▶ [Geselecteerde passage]:
====
3. Communicatie gemeente met doelgroep dagbesteding:

 Op welke wijze communiceert de gemeente met de inwoners over de mogelijkheid van dagbesteding (de toeleiding tot gebruik van dagbesteding)?

4. Indicatie dagbesteding Wmo:

 Op welke wijze heeft indicatiestelling plaatsgevonden voor dagbesteding in 2015/2016 (waaronder het gebruik van algemene voorliggende voorzieningen in verhouding tot maatwerkvoorzieningen)?

 Stuurt de gemeente op de verdeling tussen algemene en maatwerkvoorzieningen; zo ja, op welke wijze?

(23)

23

5. Toegankelijkheid en bereikbaarheid aanbod dagbesteding:

 Wat is de toegankelijkheid van de voorziening dagbesteding voor mensen die er (volgens de wet) in beginsel gebruik van kunnen maken?

 Wat is de bereikbaarheid van voorzieningen (spreiding van het aanbod; het vervoersbeleid om het gebruik van dagbesteding te faciliteren)?

6. Aanbod dagbesteding en aansluiting op mogelijkheden gebruiker en netwerk:

 Op welke wijze wordt invulling gegeven aan dagbesteding (arrangementen)?
====
▶ [Fragmenten uit items]:
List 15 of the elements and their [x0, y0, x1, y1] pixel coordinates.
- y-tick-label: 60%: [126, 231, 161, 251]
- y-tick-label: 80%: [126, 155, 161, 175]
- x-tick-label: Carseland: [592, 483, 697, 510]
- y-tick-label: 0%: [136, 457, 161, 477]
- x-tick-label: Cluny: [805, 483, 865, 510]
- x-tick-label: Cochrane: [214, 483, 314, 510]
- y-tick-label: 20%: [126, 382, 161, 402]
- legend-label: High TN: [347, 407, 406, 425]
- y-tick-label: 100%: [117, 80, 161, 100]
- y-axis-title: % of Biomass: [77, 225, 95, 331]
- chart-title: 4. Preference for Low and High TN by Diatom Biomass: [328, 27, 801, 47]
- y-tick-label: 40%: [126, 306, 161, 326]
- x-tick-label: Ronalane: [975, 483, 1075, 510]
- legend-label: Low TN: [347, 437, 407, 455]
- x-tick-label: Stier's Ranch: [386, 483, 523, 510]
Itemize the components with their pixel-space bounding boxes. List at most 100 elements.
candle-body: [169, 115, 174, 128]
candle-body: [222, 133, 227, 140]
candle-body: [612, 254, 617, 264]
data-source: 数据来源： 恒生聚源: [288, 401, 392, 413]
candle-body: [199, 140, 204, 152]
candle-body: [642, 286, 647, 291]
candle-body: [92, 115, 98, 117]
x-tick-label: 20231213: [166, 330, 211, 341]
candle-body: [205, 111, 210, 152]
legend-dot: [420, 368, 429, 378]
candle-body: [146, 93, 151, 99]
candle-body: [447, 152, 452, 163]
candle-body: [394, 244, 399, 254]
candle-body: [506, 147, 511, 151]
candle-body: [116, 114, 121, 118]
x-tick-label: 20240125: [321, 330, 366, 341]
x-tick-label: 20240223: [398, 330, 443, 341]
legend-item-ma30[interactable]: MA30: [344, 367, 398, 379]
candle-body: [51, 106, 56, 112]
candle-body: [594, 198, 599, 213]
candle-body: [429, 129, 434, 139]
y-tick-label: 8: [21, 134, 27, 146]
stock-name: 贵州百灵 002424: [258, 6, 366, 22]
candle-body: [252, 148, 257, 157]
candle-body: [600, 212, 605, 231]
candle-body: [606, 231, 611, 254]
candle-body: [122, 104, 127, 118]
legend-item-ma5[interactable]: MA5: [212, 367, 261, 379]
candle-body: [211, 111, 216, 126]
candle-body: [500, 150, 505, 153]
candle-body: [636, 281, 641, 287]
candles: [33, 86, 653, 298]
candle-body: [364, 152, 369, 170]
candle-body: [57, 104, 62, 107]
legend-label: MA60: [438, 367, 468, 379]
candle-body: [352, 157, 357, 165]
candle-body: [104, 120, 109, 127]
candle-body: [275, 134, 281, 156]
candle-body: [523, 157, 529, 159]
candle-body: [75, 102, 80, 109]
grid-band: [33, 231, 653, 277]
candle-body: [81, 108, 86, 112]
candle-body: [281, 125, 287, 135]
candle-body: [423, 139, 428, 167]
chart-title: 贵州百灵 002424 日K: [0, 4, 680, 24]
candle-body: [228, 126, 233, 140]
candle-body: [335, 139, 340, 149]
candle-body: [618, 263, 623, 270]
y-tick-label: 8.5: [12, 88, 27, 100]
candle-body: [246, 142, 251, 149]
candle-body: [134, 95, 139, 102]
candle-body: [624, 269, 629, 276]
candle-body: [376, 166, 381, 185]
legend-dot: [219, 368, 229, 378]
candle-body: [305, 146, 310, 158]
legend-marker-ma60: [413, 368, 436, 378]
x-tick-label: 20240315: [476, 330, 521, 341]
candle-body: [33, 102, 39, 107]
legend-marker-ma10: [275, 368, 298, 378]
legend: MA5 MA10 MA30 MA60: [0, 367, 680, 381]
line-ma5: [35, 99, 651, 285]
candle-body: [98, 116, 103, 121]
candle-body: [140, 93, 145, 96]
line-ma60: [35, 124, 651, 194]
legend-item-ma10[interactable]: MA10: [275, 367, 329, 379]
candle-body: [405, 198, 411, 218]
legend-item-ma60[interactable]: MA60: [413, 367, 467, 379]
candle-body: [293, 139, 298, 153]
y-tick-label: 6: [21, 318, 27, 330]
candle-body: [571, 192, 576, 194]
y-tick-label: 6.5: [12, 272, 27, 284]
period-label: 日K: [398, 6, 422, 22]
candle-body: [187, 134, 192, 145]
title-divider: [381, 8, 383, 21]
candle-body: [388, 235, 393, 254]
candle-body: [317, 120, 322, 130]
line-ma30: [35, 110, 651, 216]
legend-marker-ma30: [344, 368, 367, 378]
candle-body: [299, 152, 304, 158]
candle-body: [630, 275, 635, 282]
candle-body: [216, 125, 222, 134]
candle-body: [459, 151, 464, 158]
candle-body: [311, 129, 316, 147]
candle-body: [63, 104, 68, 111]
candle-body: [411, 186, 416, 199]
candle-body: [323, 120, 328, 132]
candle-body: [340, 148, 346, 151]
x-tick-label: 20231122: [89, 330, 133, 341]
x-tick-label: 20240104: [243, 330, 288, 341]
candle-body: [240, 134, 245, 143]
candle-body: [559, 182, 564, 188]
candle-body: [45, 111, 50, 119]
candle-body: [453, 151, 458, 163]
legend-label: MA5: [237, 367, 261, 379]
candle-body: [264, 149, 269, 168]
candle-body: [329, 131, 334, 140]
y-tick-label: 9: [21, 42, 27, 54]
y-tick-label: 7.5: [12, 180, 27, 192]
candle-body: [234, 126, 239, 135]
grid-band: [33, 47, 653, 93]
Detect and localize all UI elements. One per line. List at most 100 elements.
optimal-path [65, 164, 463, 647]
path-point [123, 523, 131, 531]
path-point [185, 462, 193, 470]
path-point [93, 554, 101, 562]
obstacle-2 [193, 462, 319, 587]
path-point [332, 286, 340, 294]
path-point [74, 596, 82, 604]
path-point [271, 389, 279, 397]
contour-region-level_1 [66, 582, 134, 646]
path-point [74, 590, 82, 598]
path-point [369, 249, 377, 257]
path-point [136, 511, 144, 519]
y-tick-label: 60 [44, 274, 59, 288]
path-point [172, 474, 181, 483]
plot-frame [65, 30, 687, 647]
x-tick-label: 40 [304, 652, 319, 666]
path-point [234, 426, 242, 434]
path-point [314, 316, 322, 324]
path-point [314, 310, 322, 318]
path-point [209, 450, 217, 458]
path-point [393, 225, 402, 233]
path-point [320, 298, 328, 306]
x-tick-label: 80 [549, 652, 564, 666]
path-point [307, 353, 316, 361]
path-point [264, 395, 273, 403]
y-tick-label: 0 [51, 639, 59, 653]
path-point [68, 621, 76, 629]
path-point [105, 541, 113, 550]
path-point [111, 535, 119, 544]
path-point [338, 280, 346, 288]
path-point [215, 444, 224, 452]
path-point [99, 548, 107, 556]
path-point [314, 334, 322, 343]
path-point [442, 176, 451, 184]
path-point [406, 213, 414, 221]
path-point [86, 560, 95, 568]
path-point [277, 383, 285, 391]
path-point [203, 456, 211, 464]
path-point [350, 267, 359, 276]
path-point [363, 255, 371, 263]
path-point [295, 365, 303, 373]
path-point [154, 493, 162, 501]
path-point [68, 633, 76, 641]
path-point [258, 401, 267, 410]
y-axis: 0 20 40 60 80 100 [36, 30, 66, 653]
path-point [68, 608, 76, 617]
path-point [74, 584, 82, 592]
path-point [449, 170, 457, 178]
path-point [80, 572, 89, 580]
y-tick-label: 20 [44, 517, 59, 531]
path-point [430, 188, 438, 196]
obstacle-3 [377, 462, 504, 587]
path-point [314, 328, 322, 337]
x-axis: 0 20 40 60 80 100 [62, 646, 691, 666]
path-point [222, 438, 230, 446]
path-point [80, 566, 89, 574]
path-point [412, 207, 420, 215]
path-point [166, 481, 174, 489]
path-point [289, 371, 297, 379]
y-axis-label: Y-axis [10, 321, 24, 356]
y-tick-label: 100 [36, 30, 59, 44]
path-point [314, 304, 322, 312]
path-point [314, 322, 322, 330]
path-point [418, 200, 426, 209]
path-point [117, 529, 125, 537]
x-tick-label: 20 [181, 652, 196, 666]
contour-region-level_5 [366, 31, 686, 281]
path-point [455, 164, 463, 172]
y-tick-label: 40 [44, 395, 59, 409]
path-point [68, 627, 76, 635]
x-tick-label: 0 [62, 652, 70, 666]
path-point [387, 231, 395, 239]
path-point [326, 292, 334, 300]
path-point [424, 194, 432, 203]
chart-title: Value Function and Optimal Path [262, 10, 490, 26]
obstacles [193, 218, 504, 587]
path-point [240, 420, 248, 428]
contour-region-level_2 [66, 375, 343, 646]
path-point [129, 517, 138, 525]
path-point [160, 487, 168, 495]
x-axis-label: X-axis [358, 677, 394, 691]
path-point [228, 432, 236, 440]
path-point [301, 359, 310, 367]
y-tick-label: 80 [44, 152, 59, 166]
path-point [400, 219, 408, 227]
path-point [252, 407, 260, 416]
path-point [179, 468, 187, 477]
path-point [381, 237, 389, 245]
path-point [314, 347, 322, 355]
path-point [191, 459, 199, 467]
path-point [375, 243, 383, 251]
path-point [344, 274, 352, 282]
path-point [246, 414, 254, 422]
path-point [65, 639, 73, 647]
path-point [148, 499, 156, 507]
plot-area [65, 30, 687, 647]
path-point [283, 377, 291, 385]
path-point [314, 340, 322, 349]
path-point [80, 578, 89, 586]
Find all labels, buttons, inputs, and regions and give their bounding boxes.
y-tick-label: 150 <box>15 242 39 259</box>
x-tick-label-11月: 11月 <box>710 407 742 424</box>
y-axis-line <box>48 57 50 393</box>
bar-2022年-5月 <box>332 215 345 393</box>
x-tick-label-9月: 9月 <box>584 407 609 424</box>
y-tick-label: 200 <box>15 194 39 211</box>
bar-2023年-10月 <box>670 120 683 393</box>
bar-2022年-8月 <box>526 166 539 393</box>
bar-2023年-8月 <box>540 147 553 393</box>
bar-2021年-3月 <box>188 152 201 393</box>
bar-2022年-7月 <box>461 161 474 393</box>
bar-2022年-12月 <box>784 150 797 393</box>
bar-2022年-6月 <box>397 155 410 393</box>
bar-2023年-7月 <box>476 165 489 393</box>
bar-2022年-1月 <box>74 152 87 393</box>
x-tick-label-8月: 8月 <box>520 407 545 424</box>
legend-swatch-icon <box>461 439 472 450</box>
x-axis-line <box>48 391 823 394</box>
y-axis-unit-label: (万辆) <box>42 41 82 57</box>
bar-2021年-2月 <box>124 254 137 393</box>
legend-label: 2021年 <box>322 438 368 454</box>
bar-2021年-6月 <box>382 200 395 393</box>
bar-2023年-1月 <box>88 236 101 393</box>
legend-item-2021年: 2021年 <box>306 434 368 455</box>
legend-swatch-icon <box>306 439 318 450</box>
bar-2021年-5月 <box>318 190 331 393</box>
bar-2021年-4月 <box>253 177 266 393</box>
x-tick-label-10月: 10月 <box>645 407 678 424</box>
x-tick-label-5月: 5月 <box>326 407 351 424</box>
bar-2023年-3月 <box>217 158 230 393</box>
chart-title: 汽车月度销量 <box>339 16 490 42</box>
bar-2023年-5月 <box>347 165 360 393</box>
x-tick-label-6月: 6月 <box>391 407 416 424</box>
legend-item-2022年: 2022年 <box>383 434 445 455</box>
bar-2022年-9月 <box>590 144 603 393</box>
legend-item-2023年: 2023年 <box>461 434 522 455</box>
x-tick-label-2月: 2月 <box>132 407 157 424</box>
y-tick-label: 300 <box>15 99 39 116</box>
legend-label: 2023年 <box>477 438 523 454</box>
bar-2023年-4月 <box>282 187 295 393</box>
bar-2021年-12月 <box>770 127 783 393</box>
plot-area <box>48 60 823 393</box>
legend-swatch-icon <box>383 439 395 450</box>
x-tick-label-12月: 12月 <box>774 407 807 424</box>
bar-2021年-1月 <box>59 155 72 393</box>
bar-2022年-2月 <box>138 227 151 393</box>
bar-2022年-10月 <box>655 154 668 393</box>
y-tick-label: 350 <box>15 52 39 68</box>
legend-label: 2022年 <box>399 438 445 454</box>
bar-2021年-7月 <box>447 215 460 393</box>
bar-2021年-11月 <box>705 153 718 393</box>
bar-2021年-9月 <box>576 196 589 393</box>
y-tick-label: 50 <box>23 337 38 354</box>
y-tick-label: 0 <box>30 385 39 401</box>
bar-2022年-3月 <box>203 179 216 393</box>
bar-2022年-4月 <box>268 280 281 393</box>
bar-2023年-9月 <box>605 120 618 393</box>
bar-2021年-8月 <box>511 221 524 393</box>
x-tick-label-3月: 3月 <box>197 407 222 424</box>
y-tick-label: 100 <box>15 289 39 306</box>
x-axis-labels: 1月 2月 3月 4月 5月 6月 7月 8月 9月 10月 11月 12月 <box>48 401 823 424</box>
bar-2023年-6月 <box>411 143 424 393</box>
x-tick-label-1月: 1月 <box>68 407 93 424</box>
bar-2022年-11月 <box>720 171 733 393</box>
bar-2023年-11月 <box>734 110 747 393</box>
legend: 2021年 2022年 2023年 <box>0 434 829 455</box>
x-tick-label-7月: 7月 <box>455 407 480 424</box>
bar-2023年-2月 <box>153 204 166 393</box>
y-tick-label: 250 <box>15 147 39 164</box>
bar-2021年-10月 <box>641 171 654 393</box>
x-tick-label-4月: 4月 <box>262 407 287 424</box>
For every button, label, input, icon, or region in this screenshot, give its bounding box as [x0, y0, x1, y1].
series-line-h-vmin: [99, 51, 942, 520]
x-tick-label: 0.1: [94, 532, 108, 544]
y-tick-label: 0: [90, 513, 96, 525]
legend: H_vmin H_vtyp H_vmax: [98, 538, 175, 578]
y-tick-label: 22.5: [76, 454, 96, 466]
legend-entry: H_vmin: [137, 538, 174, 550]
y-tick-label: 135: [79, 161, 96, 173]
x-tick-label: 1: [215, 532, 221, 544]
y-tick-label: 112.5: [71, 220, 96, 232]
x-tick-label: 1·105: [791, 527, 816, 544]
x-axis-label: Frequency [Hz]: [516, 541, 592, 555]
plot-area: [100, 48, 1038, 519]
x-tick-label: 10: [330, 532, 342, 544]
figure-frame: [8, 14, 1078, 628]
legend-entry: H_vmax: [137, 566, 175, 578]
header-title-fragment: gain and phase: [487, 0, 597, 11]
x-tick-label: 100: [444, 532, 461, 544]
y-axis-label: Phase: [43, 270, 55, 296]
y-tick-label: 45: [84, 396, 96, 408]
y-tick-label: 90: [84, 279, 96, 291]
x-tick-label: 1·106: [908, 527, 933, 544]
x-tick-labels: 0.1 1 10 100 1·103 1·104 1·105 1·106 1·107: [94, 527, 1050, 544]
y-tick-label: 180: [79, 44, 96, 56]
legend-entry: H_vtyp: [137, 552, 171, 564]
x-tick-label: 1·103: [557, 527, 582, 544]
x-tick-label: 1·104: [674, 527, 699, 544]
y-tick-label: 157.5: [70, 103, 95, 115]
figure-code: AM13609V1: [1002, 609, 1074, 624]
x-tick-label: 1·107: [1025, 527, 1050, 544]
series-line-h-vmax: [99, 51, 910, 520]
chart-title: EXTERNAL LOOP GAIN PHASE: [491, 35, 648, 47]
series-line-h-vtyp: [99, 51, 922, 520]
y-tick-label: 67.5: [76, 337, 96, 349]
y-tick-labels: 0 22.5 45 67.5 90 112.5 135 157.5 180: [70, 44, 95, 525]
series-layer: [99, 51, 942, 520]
====
▶ [Verplichte opdrachten]:
**A)** Herhaal woordelijk het stuk uit de passage over dagbesteding dat begint bij de woorden "3. Communicatie gemeente" en eindigt na "gebruik van dagbesteding)?".
**B)** Ga verder met de tekst over dagbesteding in de Wmo, direct na de laatste zin.
De items zijn hiervoor niet nodig.

▶ [Antwoorden]:
**A)**
3. Communicatie gemeente met doelgroep dagbesteding:

 Op welke wijze communiceert de gemeente met de inwoners over de mogelijkheid van dagbesteding (de toeleiding tot gebruik van dagbesteding)?

**B)**
 Heeft de gemeente zicht op de mate waarin en wijze waarop de inzet van dagbesteding bijdraagt aan de vormgeving van het uitgangspunt ‘benutting van eigen kracht en versterking eigen regie en zelfredzaamheid van mensen'?

 Heeft de gemeente zicht op de mate waarin en wijze waarop dagbesteding bijdraagt aan ontlasting van de mantelzorger?

 Heeft de gemeente zicht op de mate waarin en wijze waarop dagbesteding inspeelt op specifieke beperkingen en kwaliteiten van mensen (doelgroepen als ouderen algemeen, mensen met dementie, ggz-cliënten, et cetera)?

 In welke mate heeft de gemeente zicht op een al dan niet tevredenheid bij gebruikers van dagbesteding?

7. Budget en kosten dagbesteding:

 Welk budget is in de gemeente beschikbaar voor dagbesteding vanuit de Wmo en hoe wordt dit besteed?

 Wat wordt wat betreft aanbod en voorzieningen in welke mate gesubsidieerd?

 Wat is het beleid ten aanzien van eigen bijdragen van gebruikers en het effect van eigen bijdragen?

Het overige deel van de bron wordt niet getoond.